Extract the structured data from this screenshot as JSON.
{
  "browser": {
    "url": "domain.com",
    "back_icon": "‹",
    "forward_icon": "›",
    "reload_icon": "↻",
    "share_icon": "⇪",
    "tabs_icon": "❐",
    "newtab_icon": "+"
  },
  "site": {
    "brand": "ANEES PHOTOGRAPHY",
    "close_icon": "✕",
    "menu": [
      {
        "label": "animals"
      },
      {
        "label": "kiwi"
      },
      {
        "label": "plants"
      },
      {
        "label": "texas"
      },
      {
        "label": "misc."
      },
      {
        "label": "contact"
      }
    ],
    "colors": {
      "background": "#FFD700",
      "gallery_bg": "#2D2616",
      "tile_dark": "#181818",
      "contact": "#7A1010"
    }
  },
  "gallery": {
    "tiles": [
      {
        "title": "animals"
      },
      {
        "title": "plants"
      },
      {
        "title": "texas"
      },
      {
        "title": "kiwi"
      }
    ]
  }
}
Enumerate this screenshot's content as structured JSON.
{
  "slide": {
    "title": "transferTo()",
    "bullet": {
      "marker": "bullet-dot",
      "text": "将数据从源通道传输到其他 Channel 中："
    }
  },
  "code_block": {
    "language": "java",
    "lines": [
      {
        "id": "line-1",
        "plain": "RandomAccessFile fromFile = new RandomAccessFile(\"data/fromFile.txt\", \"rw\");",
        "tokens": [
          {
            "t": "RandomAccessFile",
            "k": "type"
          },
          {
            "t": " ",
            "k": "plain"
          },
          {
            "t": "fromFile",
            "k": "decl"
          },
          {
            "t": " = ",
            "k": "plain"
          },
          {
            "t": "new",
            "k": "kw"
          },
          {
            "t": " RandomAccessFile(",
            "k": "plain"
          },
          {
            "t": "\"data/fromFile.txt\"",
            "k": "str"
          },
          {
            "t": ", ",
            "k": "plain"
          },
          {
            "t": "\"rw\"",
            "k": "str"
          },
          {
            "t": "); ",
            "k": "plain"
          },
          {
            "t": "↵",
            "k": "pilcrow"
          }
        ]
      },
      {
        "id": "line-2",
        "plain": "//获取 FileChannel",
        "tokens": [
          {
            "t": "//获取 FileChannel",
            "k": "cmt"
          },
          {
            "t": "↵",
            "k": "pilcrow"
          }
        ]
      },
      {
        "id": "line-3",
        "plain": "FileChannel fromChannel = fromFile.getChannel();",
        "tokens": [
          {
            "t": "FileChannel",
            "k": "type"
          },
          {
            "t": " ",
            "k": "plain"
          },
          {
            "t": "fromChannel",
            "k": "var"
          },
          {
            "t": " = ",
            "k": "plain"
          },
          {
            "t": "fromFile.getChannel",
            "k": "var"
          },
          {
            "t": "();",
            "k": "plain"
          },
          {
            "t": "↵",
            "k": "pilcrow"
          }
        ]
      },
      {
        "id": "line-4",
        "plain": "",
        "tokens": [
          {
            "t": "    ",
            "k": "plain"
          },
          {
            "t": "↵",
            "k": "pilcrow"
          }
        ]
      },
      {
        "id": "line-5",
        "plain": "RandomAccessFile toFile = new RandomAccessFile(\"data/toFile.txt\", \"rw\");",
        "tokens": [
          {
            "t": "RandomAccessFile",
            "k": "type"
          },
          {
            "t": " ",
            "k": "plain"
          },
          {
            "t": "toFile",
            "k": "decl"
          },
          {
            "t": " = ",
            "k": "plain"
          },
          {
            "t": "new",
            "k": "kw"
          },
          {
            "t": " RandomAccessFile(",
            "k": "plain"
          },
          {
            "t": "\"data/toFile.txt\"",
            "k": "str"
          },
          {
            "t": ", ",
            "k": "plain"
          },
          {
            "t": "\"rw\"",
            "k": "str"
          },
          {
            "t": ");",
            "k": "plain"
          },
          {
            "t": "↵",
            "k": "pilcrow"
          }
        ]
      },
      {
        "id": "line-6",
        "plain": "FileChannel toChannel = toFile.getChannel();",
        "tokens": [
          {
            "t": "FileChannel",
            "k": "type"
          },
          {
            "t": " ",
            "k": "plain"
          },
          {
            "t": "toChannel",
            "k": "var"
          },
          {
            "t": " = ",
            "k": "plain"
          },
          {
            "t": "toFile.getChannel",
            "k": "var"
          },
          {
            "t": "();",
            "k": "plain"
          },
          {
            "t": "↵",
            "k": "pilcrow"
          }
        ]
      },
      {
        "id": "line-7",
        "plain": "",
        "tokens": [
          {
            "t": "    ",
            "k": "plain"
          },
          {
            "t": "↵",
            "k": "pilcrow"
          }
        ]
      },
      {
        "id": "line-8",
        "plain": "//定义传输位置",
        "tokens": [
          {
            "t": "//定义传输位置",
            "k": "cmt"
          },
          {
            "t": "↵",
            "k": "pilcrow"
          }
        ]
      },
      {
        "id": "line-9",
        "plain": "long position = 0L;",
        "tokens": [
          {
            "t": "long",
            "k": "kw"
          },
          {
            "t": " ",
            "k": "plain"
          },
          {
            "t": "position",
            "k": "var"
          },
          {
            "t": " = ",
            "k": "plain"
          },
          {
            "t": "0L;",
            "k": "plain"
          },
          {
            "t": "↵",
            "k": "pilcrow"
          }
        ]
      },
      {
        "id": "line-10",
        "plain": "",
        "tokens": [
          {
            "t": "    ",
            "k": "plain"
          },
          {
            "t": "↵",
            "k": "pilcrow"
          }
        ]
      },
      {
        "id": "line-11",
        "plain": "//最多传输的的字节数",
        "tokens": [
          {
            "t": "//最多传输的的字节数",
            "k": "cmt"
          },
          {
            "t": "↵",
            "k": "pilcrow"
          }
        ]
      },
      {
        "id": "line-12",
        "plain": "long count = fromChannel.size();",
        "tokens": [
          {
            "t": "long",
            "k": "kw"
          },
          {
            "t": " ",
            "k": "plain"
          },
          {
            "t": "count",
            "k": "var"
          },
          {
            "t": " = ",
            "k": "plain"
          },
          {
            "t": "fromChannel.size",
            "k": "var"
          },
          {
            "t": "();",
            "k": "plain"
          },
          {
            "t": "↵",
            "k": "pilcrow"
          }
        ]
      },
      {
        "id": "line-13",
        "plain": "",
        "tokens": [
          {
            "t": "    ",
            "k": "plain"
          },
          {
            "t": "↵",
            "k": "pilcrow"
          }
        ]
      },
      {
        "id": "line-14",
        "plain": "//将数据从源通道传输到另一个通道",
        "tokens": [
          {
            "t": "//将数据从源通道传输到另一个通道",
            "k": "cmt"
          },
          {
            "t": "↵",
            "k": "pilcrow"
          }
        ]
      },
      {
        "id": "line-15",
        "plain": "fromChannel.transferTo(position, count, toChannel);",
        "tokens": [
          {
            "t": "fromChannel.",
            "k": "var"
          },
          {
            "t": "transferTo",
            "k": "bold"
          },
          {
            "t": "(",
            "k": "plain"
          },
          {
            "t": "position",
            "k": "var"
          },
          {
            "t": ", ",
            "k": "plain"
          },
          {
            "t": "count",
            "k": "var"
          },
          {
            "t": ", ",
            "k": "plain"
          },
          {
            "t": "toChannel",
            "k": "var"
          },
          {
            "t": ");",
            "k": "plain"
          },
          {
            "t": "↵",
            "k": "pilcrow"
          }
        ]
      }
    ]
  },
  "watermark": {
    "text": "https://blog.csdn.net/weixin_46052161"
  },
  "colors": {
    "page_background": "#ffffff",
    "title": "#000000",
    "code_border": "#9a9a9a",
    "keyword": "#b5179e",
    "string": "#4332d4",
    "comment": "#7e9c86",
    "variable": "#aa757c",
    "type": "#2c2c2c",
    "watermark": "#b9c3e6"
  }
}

Objective:
Return all of the data word for word.

Answer for this exercise:
Extract the structured data from this screenshot as JSON.
{
  "browser": {
    "url": "domain.com",
    "back_icon": "‹",
    "forward_icon": "›",
    "reload_icon": "↻",
    "share_icon": "⇪",
    "tabs_icon": "❐",
    "newtab_icon": "+"
  },
  "site": {
    "brand": "ANEES PHOTOGRAPHY",
    "close_icon": "✕",
    "menu": [
      {
        "label": "animals"
      },
      {
        "label": "kiwi"
      },
      {
        "label": "plants"
      },
      {
        "label": "texas"
      },
      {
        "label": "misc."
      },
      {
        "label": "contact"
      }
    ],
    "colors": {
      "background": "#FFD700",
      "gallery_bg": "#2D2616",
      "tile_dark": "#181818",
      "contact": "#7A1010"
    }
  },
  "gallery": {
    "tiles": [
      {
        "title": "animals"
      },
      {
        "title": "plants"
      },
      {
        "title": "texas"
      },
      {
        "title": "kiwi"
      }
    ]
  }
}
Enumerate this screenshot's content as structured JSON.
{
  "slide": {
    "title": "transferTo()",
    "bullet": {
      "marker": "bullet-dot",
      "text": "将数据从源通道传输到其他 Channel 中："
    }
  },
  "code_block": {
    "language": "java",
    "lines": [
      {
        "id": "line-1",
        "plain": "RandomAccessFile fromFile = new RandomAccessFile(\"data/fromFile.txt\", \"rw\");",
        "tokens": [
          {
            "t": "RandomAccessFile",
            "k": "type"
          },
          {
            "t": " ",
            "k": "plain"
          },
          {
            "t": "fromFile",
            "k": "decl"
          },
          {
            "t": " = ",
            "k": "plain"
          },
          {
            "t": "new",
            "k": "kw"
          },
          {
            "t": " RandomAccessFile(",
            "k": "plain"
          },
          {
            "t": "\"data/fromFile.txt\"",
            "k": "str"
          },
          {
            "t": ", ",
            "k": "plain"
          },
          {
            "t": "\"rw\"",
            "k": "str"
          },
          {
            "t": "); ",
            "k": "plain"
          },
          {
            "t": "↵",
            "k": "pilcrow"
          }
        ]
      },
      {
        "id": "line-2",
        "plain": "//获取 FileChannel",
        "tokens": [
          {
            "t": "//获取 FileChannel",
            "k": "cmt"
          },
          {
            "t": "↵",
            "k": "pilcrow"
          }
        ]
      },
      {
        "id": "line-3",
        "plain": "FileChannel fromChannel = fromFile.getChannel();",
        "tokens": [
          {
            "t": "FileChannel",
            "k": "type"
          },
          {
            "t": " ",
            "k": "plain"
          },
          {
            "t": "fromChannel",
            "k": "var"
          },
          {
            "t": " = ",
            "k": "plain"
          },
          {
            "t": "fromFile.getChannel",
            "k": "var"
          },
          {
            "t": "();",
            "k": "plain"
          },
          {
            "t": "↵",
            "k": "pilcrow"
          }
        ]
      },
      {
        "id": "line-4",
        "plain": "",
        "tokens": [
          {
            "t": "    ",
            "k": "plain"
          },
          {
            "t": "↵",
            "k": "pilcrow"
          }
        ]
      },
      {
        "id": "line-5",
        "plain": "RandomAccessFile toFile = new RandomAccessFile(\"data/toFile.txt\", \"rw\");",
        "tokens": [
          {
            "t": "RandomAccessFile",
            "k": "type"
          },
          {
            "t": " ",
            "k": "plain"
          },
          {
            "t": "toFile",
            "k": "decl"
          },
          {
            "t": " = ",
            "k": "plain"
          },
          {
            "t": "new",
            "k": "kw"
          },
          {
            "t": " RandomAccessFile(",
            "k": "plain"
          },
          {
            "t": "\"data/toFile.txt\"",
            "k": "str"
          },
          {
            "t": ", ",
            "k": "plain"
          },
          {
            "t": "\"rw\"",
            "k": "str"
          },
          {
            "t": ");",
            "k": "plain"
          },
          {
            "t": "↵",
            "k": "pilcrow"
          }
        ]
      },
      {
        "id": "line-6",
        "plain": "FileChannel toChannel = toFile.getChannel();",
        "tokens": [
          {
            "t": "FileChannel",
            "k": "type"
          },
          {
            "t": " ",
            "k": "plain"
          },
          {
            "t": "toChannel",
            "k": "var"
          },
          {
            "t": " = ",
            "k": "plain"
          },
          {
            "t": "toFile.getChannel",
            "k": "var"
          },
          {
            "t": "();",
            "k": "plain"
          },
          {
            "t": "↵",
            "k": "pilcrow"
          }
        ]
      },
      {
        "id": "line-7",
        "plain": "",
        "tokens": [
          {
            "t": "    ",
            "k": "plain"
          },
          {
            "t": "↵",
            "k": "pilcrow"
          }
        ]
      },
      {
        "id": "line-8",
        "plain": "//定义传输位置",
        "tokens": [
          {
            "t": "//定义传输位置",
            "k": "cmt"
          },
          {
            "t": "↵",
            "k": "pilcrow"
          }
        ]
      },
      {
        "id": "line-9",
        "plain": "long position = 0L;",
        "tokens": [
          {
            "t": "long",
            "k": "kw"
          },
          {
            "t": " ",
            "k": "plain"
          },
          {
            "t": "position",
            "k": "var"
          },
          {
            "t": " = ",
            "k": "plain"
          },
          {
            "t": "0L;",
            "k": "plain"
          },
          {
            "t": "↵",
            "k": "pilcrow"
          }
        ]
      },
      {
        "id": "line-10",
        "plain": "",
        "tokens": [
          {
            "t": "    ",
            "k": "plain"
          },
          {
            "t": "↵",
            "k": "pilcrow"
          }
        ]
      },
      {
        "id": "line-11",
        "plain": "//最多传输的的字节数",
        "tokens": [
          {
            "t": "//最多传输的的字节数",
            "k": "cmt"
          },
          {
            "t": "↵",
            "k": "pilcrow"
          }
        ]
      },
      {
        "id": "line-12",
        "plain": "long count = fromChannel.size();",
        "tokens": [
          {
            "t": "long",
            "k": "kw"
          },
          {
            "t": " ",
            "k": "plain"
          },
          {
            "t": "count",
            "k": "var"
          },
          {
            "t": " = ",
            "k": "plain"
          },
          {
            "t": "fromChannel.size",
            "k": "var"
          },
          {
            "t": "();",
            "k": "plain"
          },
          {
            "t": "↵",
            "k": "pilcrow"
          }
        ]
      },
      {
        "id": "line-13",
        "plain": "",
        "tokens": [
          {
            "t": "    ",
            "k": "plain"
          },
          {
            "t": "↵",
            "k": "pilcrow"
          }
        ]
      },
      {
        "id": "line-14",
        "plain": "//将数据从源通道传输到另一个通道",
        "tokens": [
          {
            "t": "//将数据从源通道传输到另一个通道",
            "k": "cmt"
          },
          {
            "t": "↵",
            "k": "pilcrow"
          }
        ]
      },
      {
        "id": "line-15",
        "plain": "fromChannel.transferTo(position, count, toChannel);",
        "tokens": [
          {
            "t": "fromChannel.",
            "k": "var"
          },
          {
            "t": "transferTo",
            "k": "bold"
          },
          {
            "t": "(",
            "k": "plain"
          },
          {
            "t": "position",
            "k": "var"
          },
          {
            "t": ", ",
            "k": "plain"
          },
          {
            "t": "count",
            "k": "var"
          },
          {
            "t": ", ",
            "k": "plain"
          },
          {
            "t": "toChannel",
            "k": "var"
          },
          {
            "t": ");",
            "k": "plain"
          },
          {
            "t": "↵",
            "k": "pilcrow"
          }
        ]
      }
    ]
  },
  "watermark": {
    "text": "https://blog.csdn.net/weixin_46052161"
  },
  "colors": {
    "page_background": "#ffffff",
    "title": "#000000",
    "code_border": "#9a9a9a",
    "keyword": "#b5179e",
    "string": "#4332d4",
    "comment": "#7e9c86",
    "variable": "#aa757c",
    "type": "#2c2c2c",
    "watermark": "#b9c3e6"
  }
}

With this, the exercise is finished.